» What is expected: Leaving out the pictures, retype all the material exactly.

(Collected data entries)

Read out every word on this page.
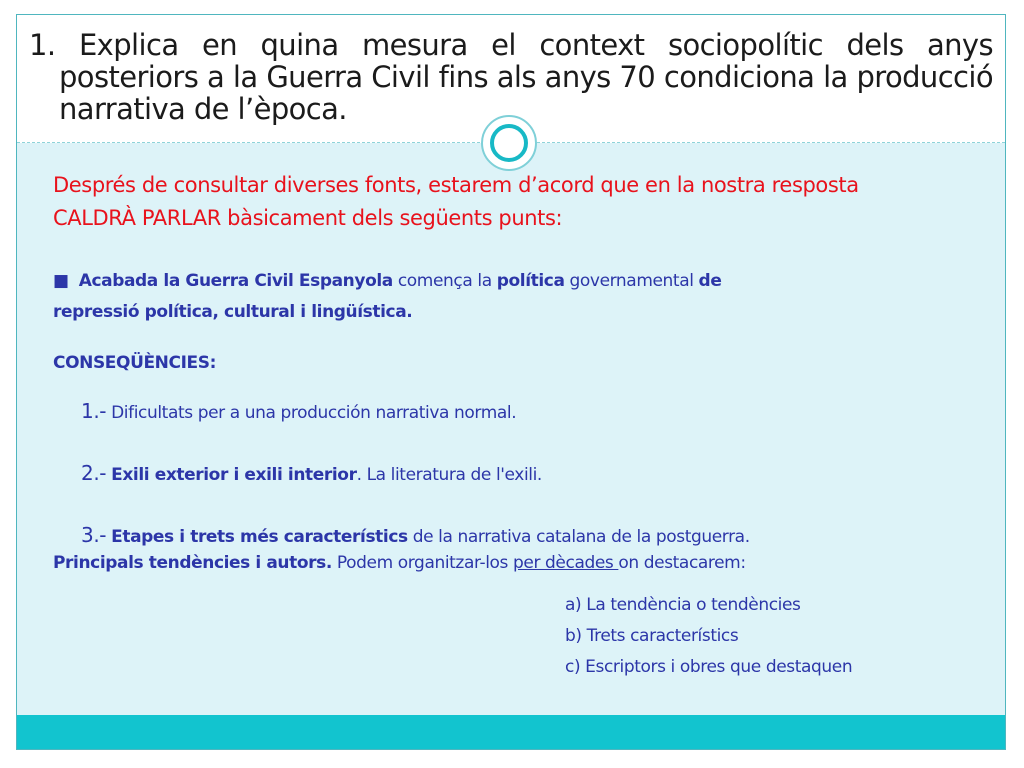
1. Explica en quina mesura el context sociopolític dels anys posteriors a la Guerra Civil fins als anys 70 condiciona la producció narrativa de l’època.
Després de consultar diverses fonts, estarem d’acord que en la nostra resposta
CALDRÀ PARLAR bàsicament dels següents punts:
■ Acabada la Guerra Civil Espanyola comença la política governamental de
repressió política, cultural i lingüística.
CONSEQÜÈNCIES:
1.- Dificultats per a una producción narrativa normal.
2.- Exili exterior i exili interior. La literatura de l'exili.
3.- Etapes i trets més característics de la narrativa catalana de la postguerra.
Principals tendències i autors. Podem organitzar-los per dècades on destacarem:
a) La tendència o tendències
b) Trets característics
c) Escriptors i obres que destaquen
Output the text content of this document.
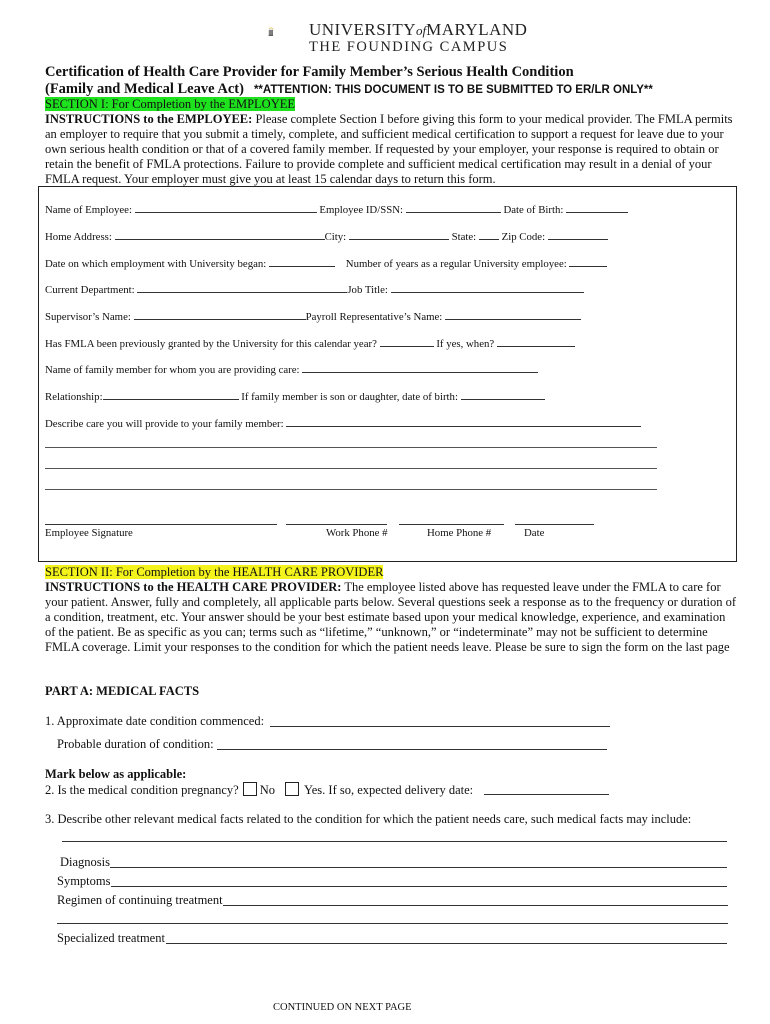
UNIVERSITYofMARYLAND
THE FOUNDING CAMPUS
Certification of Health Care Provider for Family Member’s Serious Health Condition
(Family and Medical Leave Act) **ATTENTION: THIS DOCUMENT IS TO BE SUBMITTED TO ER/LR ONLY**
SECTION I: For Completion by the EMPLOYEE
INSTRUCTIONS to the EMPLOYEE: Please complete Section I before giving this form to your medical provider. The FMLA permits an employer to require that you submit a timely, complete, and sufficient medical certification to support a request for leave due to your own serious health condition or that of a covered family member. If requested by your employer, your response is required to obtain or retain the benefit of FMLA protections. Failure to provide complete and sufficient medical certification may result in a denial of your FMLA request. Your employer must give you at least 15 calendar days to return this form.
Name of Employee:	Employee ID/SSN:	Date of Birth:
Home Address:	City:	State: Zip Code:
Date on which employment with University began:	Number of years as a regular University employee:
Current Department:	Job Title:
Supervisor’s Name:	Payroll Representative’s Name:
Has FMLA been previously granted by the University for this calendar year?	If yes, when?
Name of family member for whom you are providing care:
Relationship:	If family member is son or daughter, date of birth:
Describe care you will provide to your family member:
Employee Signature	Work Phone #	Home Phone #	Date
SECTION II: For Completion by the HEALTH CARE PROVIDER
INSTRUCTIONS to the HEALTH CARE PROVIDER: The employee listed above has requested leave under the FMLA to care for your patient. Answer, fully and completely, all applicable parts below. Several questions seek a response as to the frequency or duration of a condition, treatment, etc. Your answer should be your best estimate based upon your medical knowledge, experience, and examination of the patient. Be as specific as you can; terms such as “lifetime,” “unknown,” or “indeterminate” may not be sufficient to determine FMLA coverage. Limit your responses to the condition for which the patient needs leave. Please be sure to sign the form on the last page
PART A: MEDICAL FACTS
1. Approximate date condition commenced:
Probable duration of condition:
Mark below as applicable:
2. Is the medical condition pregnancy? No Yes. If so, expected delivery date:
3. Describe other relevant medical facts related to the condition for which the patient needs care, such medical facts may include:
Diagnosis
Symptoms
Regimen of continuing treatment
Specialized treatment
CONTINUED ON NEXT PAGE
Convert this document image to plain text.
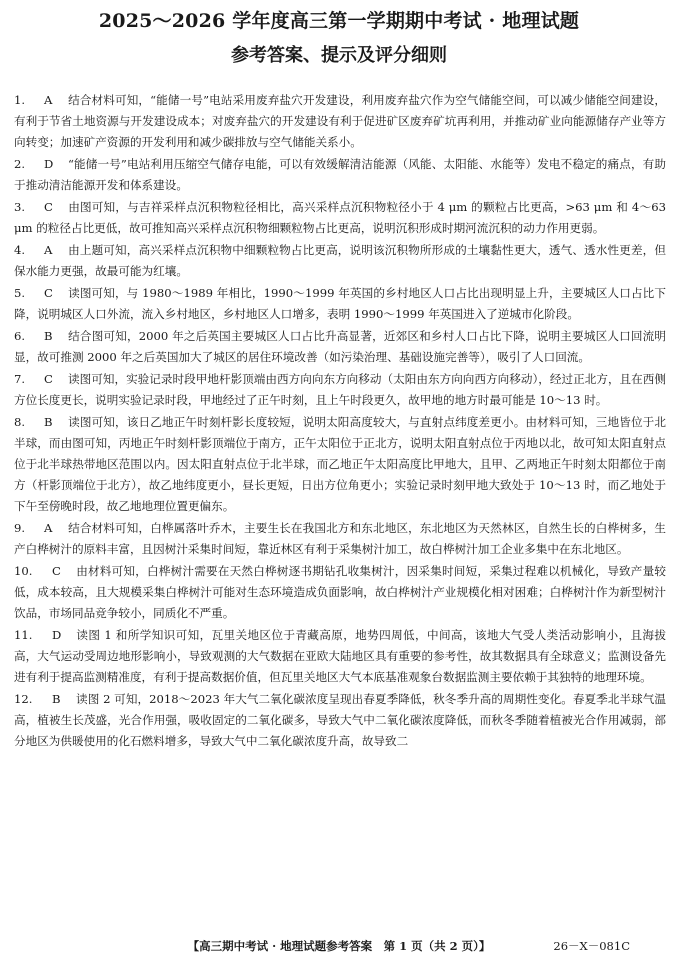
2025～2026 学年度高三第一学期期中考试 · 地理试题
参考答案、提示及评分细则
1. A 结合材料可知，“能储一号”电站采用废弃盐穴开发建设，利用废弃盐穴作为空气储能空间，可以减少储能空间建设，有利于节省土地资源与开发建设成本；对废弃盐穴的开发建设有利于促进矿区废弃矿坑再利用，并推动矿业向能源储存产业等方向转变；加速矿产资源的开发利用和减少碳排放与空气储能关系小。
2. D “能储一号”电站利用压缩空气储存电能，可以有效缓解清洁能源（风能、太阳能、水能等）发电不稳定的痛点，有助于推动清洁能源开发和体系建设。
3. C 由图可知，与吉祥采样点沉积物粒径相比，高兴采样点沉积物粒径小于 4 μm 的颗粒占比更高，>63 μm 和 4～63 μm 的粒径占比更低，故可推知高兴采样点沉积物细颗粒物占比更高，说明沉积形成时期河流沉积的动力作用更弱。
4. A 由上题可知，高兴采样点沉积物中细颗粒物占比更高，说明该沉积物所形成的土壤黏性更大，透气、透水性更差，但保水能力更强，故最可能为红壤。
5. C 读图可知，与 1980～1989 年相比，1990～1999 年英国的乡村地区人口占比出现明显上升，主要城区人口占比下降，说明城区人口外流，流入乡村地区，乡村地区人口增多，表明 1990～1999 年英国进入了逆城市化阶段。
6. B 结合图可知，2000 年之后英国主要城区人口占比升高显著，近郊区和乡村人口占比下降，说明主要城区人口回流明显，故可推测 2000 年之后英国加大了城区的居住环境改善（如污染治理、基础设施完善等），吸引了人口回流。
7. C 读图可知，实验记录时段甲地杆影顶端由西方向向东方向移动（太阳由东方向向西方向移动），经过正北方，且在西侧方位长度更长，说明实验记录时段，甲地经过了正午时刻，且上午时段更久，故甲地的地方时最可能是 10～13 时。
8. B 读图可知，该日乙地正午时刻杆影长度较短，说明太阳高度较大，与直射点纬度差更小。由材料可知，三地皆位于北半球，而由图可知，丙地正午时刻杆影顶端位于南方，正午太阳位于正北方，说明太阳直射点位于丙地以北，故可知太阳直射点位于北半球热带地区范围以内。因太阳直射点位于北半球，而乙地正午太阳高度比甲地大，且甲、乙两地正午时刻太阳都位于南方（杆影顶端位于北方），故乙地纬度更小，昼长更短，日出方位角更小；实验记录时刻甲地大致处于 10～13 时，而乙地处于下午至傍晚时段，故乙地地理位置更偏东。
9. A 结合材料可知，白桦属落叶乔木，主要生长在我国北方和东北地区，东北地区为天然林区，自然生长的白桦树多，生产白桦树汁的原料丰富，且因树汁采集时间短，靠近林区有利于采集树汁加工，故白桦树汁加工企业多集中在东北地区。
10. C 由材料可知，白桦树汁需要在天然白桦树逐书期钻孔收集树汁，因采集时间短，采集过程难以机械化，导致产量较低，成本较高，且大规模采集白桦树汁可能对生态环境造成负面影响，故白桦树汁产业规模化相对困难；白桦树汁作为新型树汁饮品，市场同品竞争较小，同质化不严重。
11. D 读图 1 和所学知识可知，瓦里关地区位于青藏高原，地势四周低，中间高，该地大气受人类活动影响小，且海拔高，大气运动受周边地形影响小，导致观测的大气数据在亚欧大陆地区具有重要的参考性，故其数据具有全球意义；监测设备先进有利于提高监测精准度，有利于提高数据价值，但瓦里关地区大气本底基准观象台数据监测主要依赖于其独特的地理环境。
12. B 读图 2 可知，2018～2023 年大气二氧化碳浓度呈现出春夏季降低，秋冬季升高的周期性变化。春夏季北半球气温高，植被生长茂盛，光合作用强，吸收固定的二氧化碳多，导致大气中二氧化碳浓度降低，而秋冬季随着植被光合作用减弱，部分地区为供暖使用的化石燃料增多，导致大气中二氧化碳浓度升高，故导致二
【高三期中考试 · 地理试题参考答案　第 1 页（共 2 页）】	26－X－081C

» Solved problem:
Read out every word on this page.
1. Explica en quina mesura el context sociopolític dels anys posteriors a la Guerra Civil fins als anys 70 condiciona la producció narrativa de l’època.
Després de consultar diverses fonts, estarem d’acord que en la nostra resposta
CALDRÀ PARLAR bàsicament dels següents punts:
■ Acabada la Guerra Civil Espanyola comença la política governamental de
repressió política, cultural i lingüística.
CONSEQÜÈNCIES:
1.- Dificultats per a una producción narrativa normal.
2.- Exili exterior i exili interior. La literatura de l'exili.
3.- Etapes i trets més característics de la narrativa catalana de la postguerra.
Principals tendències i autors. Podem organitzar-los per dècades on destacarem:
a) La tendència o tendències
b) Trets característics
c) Escriptors i obres que destaquen
Output the text content of this document.
UNIVERSITYofMARYLAND
THE FOUNDING CAMPUS
Certification of Health Care Provider for Family Member’s Serious Health Condition
(Family and Medical Leave Act) **ATTENTION: THIS DOCUMENT IS TO BE SUBMITTED TO ER/LR ONLY**
SECTION I: For Completion by the EMPLOYEE
INSTRUCTIONS to the EMPLOYEE: Please complete Section I before giving this form to your medical provider. The FMLA permits an employer to require that you submit a timely, complete, and sufficient medical certification to support a request for leave due to your own serious health condition or that of a covered family member. If requested by your employer, your response is required to obtain or retain the benefit of FMLA protections. Failure to provide complete and sufficient medical certification may result in a denial of your FMLA request. Your employer must give you at least 15 calendar days to return this form.
Name of Employee:	Employee ID/SSN:	Date of Birth:
Home Address:	City:	State: Zip Code:
Date on which employment with University began:	Number of years as a regular University employee:
Current Department:	Job Title:
Supervisor’s Name:	Payroll Representative’s Name:
Has FMLA been previously granted by the University for this calendar year?	If yes, when?
Name of family member for whom you are providing care:
Relationship:	If family member is son or daughter, date of birth:
Describe care you will provide to your family member:
Employee Signature	Work Phone #	Home Phone #	Date
SECTION II: For Completion by the HEALTH CARE PROVIDER
INSTRUCTIONS to the HEALTH CARE PROVIDER: The employee listed above has requested leave under the FMLA to care for your patient. Answer, fully and completely, all applicable parts below. Several questions seek a response as to the frequency or duration of a condition, treatment, etc. Your answer should be your best estimate based upon your medical knowledge, experience, and examination of the patient. Be as specific as you can; terms such as “lifetime,” “unknown,” or “indeterminate” may not be sufficient to determine FMLA coverage. Limit your responses to the condition for which the patient needs leave. Please be sure to sign the form on the last page
PART A: MEDICAL FACTS
1. Approximate date condition commenced:
Probable duration of condition:
Mark below as applicable:
2. Is the medical condition pregnancy? No Yes. If so, expected delivery date:
3. Describe other relevant medical facts related to the condition for which the patient needs care, such medical facts may include:
Diagnosis
Symptoms
Regimen of continuing treatment
Specialized treatment
CONTINUED ON NEXT PAGE
Convert this document image to plain text.
2025～2026 学年度高三第一学期期中考试 · 地理试题
参考答案、提示及评分细则
1. A 结合材料可知，“能储一号”电站采用废弃盐穴开发建设，利用废弃盐穴作为空气储能空间，可以减少储能空间建设，有利于节省土地资源与开发建设成本；对废弃盐穴的开发建设有利于促进矿区废弃矿坑再利用，并推动矿业向能源储存产业等方向转变；加速矿产资源的开发利用和减少碳排放与空气储能关系小。
2. D “能储一号”电站利用压缩空气储存电能，可以有效缓解清洁能源（风能、太阳能、水能等）发电不稳定的痛点，有助于推动清洁能源开发和体系建设。
3. C 由图可知，与吉祥采样点沉积物粒径相比，高兴采样点沉积物粒径小于 4 μm 的颗粒占比更高，>63 μm 和 4～63 μm 的粒径占比更低，故可推知高兴采样点沉积物细颗粒物占比更高，说明沉积形成时期河流沉积的动力作用更弱。
4. A 由上题可知，高兴采样点沉积物中细颗粒物占比更高，说明该沉积物所形成的土壤黏性更大，透气、透水性更差，但保水能力更强，故最可能为红壤。
5. C 读图可知，与 1980～1989 年相比，1990～1999 年英国的乡村地区人口占比出现明显上升，主要城区人口占比下降，说明城区人口外流，流入乡村地区，乡村地区人口增多，表明 1990～1999 年英国进入了逆城市化阶段。
6. B 结合图可知，2000 年之后英国主要城区人口占比升高显著，近郊区和乡村人口占比下降，说明主要城区人口回流明显，故可推测 2000 年之后英国加大了城区的居住环境改善（如污染治理、基础设施完善等），吸引了人口回流。
7. C 读图可知，实验记录时段甲地杆影顶端由西方向向东方向移动（太阳由东方向向西方向移动），经过正北方，且在西侧方位长度更长，说明实验记录时段，甲地经过了正午时刻，且上午时段更久，故甲地的地方时最可能是 10～13 时。
8. B 读图可知，该日乙地正午时刻杆影长度较短，说明太阳高度较大，与直射点纬度差更小。由材料可知，三地皆位于北半球，而由图可知，丙地正午时刻杆影顶端位于南方，正午太阳位于正北方，说明太阳直射点位于丙地以北，故可知太阳直射点位于北半球热带地区范围以内。因太阳直射点位于北半球，而乙地正午太阳高度比甲地大，且甲、乙两地正午时刻太阳都位于南方（杆影顶端位于北方），故乙地纬度更小，昼长更短，日出方位角更小；实验记录时刻甲地大致处于 10～13 时，而乙地处于下午至傍晚时段，故乙地地理位置更偏东。
9. A 结合材料可知，白桦属落叶乔木，主要生长在我国北方和东北地区，东北地区为天然林区，自然生长的白桦树多，生产白桦树汁的原料丰富，且因树汁采集时间短，靠近林区有利于采集树汁加工，故白桦树汁加工企业多集中在东北地区。
10. C 由材料可知，白桦树汁需要在天然白桦树逐书期钻孔收集树汁，因采集时间短，采集过程难以机械化，导致产量较低，成本较高，且大规模采集白桦树汁可能对生态环境造成负面影响，故白桦树汁产业规模化相对困难；白桦树汁作为新型树汁饮品，市场同品竞争较小，同质化不严重。
11. D 读图 1 和所学知识可知，瓦里关地区位于青藏高原，地势四周低，中间高，该地大气受人类活动影响小，且海拔高，大气运动受周边地形影响小，导致观测的大气数据在亚欧大陆地区具有重要的参考性，故其数据具有全球意义；监测设备先进有利于提高监测精准度，有利于提高数据价值，但瓦里关地区大气本底基准观象台数据监测主要依赖于其独特的地理环境。
12. B 读图 2 可知，2018～2023 年大气二氧化碳浓度呈现出春夏季降低，秋冬季升高的周期性变化。春夏季北半球气温高，植被生长茂盛，光合作用强，吸收固定的二氧化碳多，导致大气中二氧化碳浓度降低，而秋冬季随着植被光合作用减弱，部分地区为供暖使用的化石燃料增多，导致大气中二氧化碳浓度升高，故导致二
【高三期中考试 · 地理试题参考答案　第 1 页（共 2 页）】	26－X－081C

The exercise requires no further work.